== REQUIRED TASK ==
Among the lines below, count those containing the word "alsment". Give the number only.

== INFORMATION GIVEN ==
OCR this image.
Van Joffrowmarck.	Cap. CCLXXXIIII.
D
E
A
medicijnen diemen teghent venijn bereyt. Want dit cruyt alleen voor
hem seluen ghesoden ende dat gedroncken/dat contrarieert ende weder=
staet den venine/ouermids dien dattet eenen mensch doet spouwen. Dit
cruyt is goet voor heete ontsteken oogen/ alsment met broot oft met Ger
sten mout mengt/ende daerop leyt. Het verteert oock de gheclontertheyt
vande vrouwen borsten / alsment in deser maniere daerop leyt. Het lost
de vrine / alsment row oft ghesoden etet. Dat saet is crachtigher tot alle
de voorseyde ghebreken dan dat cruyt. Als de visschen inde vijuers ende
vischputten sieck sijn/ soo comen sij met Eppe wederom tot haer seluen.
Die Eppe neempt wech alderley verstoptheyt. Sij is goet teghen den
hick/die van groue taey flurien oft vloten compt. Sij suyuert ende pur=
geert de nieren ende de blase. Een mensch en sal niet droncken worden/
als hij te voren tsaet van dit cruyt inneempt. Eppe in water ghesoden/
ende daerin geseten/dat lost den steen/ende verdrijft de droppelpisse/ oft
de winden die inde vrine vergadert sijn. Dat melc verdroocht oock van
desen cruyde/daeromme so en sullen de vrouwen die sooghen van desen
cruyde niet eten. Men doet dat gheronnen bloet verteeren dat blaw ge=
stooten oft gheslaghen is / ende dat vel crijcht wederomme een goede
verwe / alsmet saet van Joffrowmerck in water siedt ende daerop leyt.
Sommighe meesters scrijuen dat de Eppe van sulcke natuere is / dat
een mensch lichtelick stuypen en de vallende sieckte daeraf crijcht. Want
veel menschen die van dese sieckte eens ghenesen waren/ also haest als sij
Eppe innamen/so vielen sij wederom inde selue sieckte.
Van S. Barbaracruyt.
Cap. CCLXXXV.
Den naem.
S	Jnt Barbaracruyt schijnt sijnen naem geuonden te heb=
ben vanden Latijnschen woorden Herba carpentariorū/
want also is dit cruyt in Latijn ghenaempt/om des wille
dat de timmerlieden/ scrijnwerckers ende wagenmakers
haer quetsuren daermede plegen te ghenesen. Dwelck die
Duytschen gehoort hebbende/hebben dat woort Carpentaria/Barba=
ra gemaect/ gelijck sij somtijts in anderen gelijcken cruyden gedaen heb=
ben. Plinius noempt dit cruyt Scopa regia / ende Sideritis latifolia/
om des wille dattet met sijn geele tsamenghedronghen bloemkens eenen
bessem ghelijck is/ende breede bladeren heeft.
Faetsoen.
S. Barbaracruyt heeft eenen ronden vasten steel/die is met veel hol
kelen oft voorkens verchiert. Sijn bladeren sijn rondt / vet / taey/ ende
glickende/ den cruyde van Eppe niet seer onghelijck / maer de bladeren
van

== THE SOLUTION ==
3